- _Stated problem_: Present every line in which the string "effective" appears.

## Begin Material provided

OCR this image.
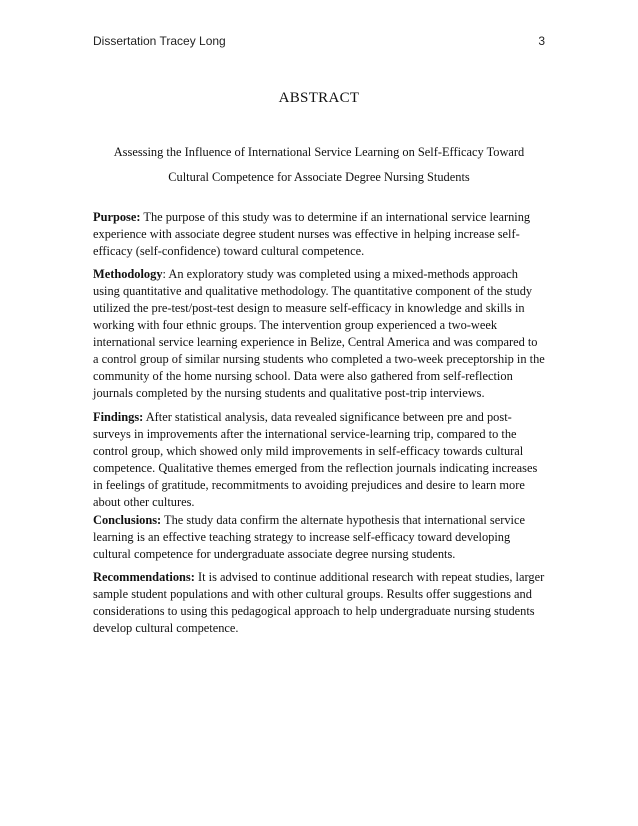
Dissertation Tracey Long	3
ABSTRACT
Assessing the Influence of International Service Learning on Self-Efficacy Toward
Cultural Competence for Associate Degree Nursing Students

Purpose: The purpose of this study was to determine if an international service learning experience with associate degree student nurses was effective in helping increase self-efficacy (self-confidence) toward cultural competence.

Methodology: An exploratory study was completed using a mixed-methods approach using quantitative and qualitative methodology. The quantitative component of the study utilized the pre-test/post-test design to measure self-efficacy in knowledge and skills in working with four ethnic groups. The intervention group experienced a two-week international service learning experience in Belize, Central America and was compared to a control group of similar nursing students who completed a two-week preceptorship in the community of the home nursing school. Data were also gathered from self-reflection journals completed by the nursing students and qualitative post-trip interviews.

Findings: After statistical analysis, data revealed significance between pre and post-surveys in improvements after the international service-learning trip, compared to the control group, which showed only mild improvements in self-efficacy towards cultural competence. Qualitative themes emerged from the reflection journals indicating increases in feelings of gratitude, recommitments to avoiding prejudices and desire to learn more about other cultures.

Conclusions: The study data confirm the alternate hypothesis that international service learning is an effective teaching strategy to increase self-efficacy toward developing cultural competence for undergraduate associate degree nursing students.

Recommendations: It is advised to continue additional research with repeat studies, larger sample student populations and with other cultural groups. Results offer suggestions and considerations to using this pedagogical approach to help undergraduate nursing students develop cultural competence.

## End Material provided

- _Solution to this problem_:
Purpose: The purpose of this study was to determine if an international service learning experience with associate degree student nurses was effective in helping increase self-efficacy (self-confidence) toward cultural competence.
Conclusions: The study data confirm the alternate hypothesis that international service learning is an effective teaching strategy to increase self-efficacy toward developing cultural competence for undergraduate associate degree nursing students.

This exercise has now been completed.